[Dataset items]
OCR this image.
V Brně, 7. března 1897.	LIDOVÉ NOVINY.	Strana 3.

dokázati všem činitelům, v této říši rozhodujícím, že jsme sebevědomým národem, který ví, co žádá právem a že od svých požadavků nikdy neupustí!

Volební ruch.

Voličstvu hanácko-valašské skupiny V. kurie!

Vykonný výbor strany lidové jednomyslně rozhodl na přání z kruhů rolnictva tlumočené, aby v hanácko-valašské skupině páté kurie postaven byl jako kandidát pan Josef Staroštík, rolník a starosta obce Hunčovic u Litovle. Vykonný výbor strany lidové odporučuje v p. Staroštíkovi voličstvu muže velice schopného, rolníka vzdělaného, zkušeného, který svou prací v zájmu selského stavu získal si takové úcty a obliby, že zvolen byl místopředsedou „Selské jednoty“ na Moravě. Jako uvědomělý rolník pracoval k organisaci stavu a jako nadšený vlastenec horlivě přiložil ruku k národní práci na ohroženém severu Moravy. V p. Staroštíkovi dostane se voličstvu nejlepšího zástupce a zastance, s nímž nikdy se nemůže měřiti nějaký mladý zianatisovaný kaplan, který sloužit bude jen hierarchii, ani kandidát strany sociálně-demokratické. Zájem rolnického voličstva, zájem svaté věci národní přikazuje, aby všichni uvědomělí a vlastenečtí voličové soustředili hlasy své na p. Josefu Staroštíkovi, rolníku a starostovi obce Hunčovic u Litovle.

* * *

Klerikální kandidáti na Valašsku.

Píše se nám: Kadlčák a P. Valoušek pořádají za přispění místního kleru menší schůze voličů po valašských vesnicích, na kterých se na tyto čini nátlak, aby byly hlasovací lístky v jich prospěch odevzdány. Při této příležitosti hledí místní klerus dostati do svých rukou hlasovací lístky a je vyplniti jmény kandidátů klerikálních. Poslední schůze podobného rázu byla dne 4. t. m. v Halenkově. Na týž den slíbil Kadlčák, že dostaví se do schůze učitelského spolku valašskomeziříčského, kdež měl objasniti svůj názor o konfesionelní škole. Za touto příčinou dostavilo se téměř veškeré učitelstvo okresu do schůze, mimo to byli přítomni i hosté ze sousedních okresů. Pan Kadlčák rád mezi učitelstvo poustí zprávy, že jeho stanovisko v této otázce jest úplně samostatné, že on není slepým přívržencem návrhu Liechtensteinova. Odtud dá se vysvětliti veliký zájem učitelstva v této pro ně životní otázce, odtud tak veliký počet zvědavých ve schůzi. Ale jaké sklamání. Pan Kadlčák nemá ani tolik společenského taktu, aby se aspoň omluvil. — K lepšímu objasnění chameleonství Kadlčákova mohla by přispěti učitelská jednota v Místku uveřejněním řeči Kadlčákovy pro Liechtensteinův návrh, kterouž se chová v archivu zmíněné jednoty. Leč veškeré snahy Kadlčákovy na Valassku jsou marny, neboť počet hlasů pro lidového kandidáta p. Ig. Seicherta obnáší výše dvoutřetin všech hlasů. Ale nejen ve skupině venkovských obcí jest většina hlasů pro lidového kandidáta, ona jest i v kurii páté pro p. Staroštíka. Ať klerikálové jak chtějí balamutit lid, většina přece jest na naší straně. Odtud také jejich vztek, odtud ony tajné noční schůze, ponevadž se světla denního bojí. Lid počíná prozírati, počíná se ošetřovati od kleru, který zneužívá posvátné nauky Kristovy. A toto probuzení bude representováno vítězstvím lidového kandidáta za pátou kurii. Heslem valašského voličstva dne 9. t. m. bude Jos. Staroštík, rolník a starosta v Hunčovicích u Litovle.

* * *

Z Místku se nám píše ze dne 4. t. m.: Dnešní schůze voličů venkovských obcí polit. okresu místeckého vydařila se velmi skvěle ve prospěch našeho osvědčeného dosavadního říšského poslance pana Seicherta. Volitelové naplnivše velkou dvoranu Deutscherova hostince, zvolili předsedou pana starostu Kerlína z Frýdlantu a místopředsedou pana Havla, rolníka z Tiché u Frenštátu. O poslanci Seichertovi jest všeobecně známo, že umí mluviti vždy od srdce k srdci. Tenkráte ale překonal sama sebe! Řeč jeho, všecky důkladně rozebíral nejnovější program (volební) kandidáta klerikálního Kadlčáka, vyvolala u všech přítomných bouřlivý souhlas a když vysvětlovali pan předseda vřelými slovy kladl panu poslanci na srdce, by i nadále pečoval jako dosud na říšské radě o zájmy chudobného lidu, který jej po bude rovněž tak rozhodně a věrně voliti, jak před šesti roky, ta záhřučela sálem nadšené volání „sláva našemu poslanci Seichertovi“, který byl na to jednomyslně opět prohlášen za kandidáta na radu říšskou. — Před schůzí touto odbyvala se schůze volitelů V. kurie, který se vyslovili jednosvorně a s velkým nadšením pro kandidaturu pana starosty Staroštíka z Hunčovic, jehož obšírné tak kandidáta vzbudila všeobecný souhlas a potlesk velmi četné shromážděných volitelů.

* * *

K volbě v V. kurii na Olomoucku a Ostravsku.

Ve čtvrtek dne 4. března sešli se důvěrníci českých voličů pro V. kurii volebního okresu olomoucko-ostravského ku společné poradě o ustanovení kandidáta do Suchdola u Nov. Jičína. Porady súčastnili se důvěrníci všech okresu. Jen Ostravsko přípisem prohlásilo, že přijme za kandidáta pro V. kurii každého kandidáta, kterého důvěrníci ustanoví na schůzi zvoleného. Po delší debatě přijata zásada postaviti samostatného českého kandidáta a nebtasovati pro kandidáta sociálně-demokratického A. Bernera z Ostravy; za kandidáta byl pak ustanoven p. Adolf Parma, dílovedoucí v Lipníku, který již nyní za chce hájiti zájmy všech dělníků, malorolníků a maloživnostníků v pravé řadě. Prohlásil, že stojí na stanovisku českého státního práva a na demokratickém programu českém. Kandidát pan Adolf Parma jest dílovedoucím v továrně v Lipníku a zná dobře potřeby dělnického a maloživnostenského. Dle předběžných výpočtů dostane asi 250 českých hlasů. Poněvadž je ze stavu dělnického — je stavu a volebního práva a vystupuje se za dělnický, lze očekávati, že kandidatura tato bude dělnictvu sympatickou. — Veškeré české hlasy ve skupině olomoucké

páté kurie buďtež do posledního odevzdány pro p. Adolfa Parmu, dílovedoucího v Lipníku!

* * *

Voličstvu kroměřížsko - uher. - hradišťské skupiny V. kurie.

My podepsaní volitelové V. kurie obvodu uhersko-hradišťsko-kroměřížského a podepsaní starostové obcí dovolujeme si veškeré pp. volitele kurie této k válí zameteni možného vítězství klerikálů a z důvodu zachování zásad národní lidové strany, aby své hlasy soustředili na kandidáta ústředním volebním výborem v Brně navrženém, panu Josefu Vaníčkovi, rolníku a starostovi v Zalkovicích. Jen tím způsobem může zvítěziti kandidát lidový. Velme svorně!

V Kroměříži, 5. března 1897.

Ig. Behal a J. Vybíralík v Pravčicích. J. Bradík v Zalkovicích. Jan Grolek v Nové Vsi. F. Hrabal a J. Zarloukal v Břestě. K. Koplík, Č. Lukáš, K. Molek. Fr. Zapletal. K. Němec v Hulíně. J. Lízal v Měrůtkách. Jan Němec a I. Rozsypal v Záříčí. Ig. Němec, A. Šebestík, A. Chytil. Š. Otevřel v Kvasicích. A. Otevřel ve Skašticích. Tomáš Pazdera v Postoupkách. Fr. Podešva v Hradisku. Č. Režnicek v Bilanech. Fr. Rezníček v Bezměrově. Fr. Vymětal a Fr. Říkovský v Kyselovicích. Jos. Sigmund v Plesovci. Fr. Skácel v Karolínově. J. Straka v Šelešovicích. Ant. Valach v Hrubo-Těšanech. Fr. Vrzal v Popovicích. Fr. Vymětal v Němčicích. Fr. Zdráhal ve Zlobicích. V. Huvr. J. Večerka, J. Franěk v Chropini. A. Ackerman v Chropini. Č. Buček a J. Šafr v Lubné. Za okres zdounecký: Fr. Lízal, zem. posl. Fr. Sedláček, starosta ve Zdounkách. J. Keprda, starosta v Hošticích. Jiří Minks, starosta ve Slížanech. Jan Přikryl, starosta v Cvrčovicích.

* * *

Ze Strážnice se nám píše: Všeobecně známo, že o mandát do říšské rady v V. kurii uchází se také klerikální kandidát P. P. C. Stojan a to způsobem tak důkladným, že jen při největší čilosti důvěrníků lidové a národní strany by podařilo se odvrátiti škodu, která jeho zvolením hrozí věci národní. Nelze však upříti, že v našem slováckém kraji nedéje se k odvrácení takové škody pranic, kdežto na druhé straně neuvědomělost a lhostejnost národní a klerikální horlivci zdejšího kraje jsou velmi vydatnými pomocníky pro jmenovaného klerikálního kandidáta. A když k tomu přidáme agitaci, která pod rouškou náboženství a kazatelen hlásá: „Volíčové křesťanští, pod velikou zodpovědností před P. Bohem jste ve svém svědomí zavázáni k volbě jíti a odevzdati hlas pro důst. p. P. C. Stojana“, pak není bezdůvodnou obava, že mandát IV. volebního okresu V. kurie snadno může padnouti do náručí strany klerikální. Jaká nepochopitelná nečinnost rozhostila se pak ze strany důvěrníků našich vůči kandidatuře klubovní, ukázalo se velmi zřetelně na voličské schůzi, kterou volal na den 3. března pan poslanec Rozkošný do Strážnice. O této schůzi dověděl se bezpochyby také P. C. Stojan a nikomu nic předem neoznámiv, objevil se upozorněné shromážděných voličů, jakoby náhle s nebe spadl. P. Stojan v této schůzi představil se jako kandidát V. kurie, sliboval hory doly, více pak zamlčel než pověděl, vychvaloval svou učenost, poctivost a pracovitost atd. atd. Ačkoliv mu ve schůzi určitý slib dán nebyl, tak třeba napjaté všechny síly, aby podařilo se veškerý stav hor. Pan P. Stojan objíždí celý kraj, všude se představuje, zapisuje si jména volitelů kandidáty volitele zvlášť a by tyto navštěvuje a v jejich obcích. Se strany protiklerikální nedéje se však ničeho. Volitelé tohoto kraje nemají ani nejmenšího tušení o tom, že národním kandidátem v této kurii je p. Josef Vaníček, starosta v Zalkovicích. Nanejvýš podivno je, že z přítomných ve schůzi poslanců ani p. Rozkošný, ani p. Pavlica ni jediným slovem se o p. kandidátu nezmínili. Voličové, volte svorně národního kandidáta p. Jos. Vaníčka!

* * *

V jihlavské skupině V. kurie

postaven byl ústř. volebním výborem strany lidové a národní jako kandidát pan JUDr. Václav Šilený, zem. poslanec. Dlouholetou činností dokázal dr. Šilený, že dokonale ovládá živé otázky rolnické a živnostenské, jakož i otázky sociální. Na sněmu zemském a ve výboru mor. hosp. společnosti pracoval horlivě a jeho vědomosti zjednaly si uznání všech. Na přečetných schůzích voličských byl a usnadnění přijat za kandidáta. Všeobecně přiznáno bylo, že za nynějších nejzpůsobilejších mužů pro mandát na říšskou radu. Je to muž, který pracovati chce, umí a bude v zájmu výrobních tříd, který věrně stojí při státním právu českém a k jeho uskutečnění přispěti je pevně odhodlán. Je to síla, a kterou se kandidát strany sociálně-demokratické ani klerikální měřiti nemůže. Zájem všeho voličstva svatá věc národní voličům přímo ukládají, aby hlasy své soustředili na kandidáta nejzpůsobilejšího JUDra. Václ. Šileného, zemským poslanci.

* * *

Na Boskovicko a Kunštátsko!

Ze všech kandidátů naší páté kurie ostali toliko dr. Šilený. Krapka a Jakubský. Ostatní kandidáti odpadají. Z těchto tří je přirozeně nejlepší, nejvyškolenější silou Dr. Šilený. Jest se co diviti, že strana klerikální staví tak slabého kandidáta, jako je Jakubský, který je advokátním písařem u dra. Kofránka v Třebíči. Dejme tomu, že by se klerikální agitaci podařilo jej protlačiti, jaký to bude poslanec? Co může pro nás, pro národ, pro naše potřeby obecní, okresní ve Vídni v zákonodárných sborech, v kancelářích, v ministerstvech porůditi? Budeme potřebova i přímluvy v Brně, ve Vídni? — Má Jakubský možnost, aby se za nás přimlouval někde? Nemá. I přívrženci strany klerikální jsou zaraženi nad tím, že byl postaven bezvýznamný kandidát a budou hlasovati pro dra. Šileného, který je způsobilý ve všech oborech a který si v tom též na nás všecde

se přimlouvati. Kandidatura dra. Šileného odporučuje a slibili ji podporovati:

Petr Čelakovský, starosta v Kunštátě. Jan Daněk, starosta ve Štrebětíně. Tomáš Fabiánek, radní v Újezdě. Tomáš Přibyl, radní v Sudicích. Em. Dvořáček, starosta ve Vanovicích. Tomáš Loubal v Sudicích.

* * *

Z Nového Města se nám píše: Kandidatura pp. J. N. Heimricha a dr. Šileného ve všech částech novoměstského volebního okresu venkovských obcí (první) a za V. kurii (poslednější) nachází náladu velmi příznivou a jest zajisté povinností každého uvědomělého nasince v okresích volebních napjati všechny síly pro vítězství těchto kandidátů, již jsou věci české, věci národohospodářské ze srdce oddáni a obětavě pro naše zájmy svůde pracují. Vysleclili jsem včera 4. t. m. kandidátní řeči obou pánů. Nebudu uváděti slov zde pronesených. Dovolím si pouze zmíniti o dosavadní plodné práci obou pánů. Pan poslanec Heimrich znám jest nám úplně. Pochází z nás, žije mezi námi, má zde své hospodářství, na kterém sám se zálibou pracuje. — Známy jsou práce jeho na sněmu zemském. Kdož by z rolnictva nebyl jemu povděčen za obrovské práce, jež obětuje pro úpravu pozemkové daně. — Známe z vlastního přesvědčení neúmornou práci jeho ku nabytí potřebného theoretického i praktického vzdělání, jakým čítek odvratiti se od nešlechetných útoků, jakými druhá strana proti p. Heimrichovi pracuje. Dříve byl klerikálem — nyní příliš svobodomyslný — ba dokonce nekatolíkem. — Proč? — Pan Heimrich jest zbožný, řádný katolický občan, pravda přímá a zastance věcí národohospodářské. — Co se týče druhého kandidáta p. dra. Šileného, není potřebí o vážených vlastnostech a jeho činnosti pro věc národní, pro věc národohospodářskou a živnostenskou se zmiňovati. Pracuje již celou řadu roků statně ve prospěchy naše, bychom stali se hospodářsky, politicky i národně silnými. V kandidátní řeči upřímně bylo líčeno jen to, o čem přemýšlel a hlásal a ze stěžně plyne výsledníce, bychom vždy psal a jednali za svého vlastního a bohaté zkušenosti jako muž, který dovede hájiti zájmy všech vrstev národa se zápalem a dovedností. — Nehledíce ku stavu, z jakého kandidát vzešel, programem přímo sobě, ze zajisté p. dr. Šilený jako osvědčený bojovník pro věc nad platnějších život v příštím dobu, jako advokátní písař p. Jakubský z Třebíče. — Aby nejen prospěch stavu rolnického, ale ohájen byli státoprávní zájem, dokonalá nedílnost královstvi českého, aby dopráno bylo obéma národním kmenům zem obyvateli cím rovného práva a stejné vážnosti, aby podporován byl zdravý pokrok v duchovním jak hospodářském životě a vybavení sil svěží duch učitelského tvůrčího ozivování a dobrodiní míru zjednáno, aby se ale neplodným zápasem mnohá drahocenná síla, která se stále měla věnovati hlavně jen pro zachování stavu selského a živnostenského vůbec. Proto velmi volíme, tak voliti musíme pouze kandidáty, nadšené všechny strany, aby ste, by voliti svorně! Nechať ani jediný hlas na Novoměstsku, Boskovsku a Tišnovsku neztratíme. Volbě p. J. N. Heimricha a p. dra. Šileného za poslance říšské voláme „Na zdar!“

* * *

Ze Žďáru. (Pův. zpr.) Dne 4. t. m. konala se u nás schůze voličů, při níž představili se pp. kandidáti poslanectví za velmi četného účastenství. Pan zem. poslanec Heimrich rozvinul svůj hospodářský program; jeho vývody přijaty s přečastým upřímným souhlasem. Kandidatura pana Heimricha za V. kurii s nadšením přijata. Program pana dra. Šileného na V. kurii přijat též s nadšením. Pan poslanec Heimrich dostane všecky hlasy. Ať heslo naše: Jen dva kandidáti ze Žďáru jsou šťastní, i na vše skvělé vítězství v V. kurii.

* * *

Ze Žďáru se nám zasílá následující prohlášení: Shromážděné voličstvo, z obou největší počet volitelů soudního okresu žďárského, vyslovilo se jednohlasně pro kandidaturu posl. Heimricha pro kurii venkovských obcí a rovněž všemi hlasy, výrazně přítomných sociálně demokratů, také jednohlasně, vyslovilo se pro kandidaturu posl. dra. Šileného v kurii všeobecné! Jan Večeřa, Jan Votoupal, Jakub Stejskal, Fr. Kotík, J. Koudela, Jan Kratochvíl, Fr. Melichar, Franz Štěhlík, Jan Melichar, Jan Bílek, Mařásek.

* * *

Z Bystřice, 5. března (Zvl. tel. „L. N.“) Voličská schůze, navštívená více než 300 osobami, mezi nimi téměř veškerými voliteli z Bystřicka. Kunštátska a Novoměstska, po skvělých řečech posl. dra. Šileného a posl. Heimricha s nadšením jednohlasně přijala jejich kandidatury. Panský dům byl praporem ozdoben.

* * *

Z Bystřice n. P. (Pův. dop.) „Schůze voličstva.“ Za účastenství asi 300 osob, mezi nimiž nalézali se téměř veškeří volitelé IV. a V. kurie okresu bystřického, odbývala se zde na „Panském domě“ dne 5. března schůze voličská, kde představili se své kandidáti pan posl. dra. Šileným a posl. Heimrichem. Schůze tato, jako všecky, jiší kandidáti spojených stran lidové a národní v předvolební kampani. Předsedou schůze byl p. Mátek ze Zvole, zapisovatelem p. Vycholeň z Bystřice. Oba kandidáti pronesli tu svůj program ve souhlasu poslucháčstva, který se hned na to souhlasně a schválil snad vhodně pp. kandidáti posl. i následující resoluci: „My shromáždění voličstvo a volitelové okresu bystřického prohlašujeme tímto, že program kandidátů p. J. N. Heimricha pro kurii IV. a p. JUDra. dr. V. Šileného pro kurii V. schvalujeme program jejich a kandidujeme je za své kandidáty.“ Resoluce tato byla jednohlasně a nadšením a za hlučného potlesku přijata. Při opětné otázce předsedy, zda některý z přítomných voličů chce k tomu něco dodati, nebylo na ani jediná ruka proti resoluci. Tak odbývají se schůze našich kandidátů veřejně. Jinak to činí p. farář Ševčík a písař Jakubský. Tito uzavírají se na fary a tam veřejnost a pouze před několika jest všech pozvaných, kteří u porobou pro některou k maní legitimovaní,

**WHAT IS EXPECTED:** Reproduce each line of the material containing the word "skupiny".

**FULL SOLUTION:**
Voličstvu hanácko-valašské skupiny V. kurie!
Voličstvu kroměřížsko - uher. - hradišťské skupiny V. kurie.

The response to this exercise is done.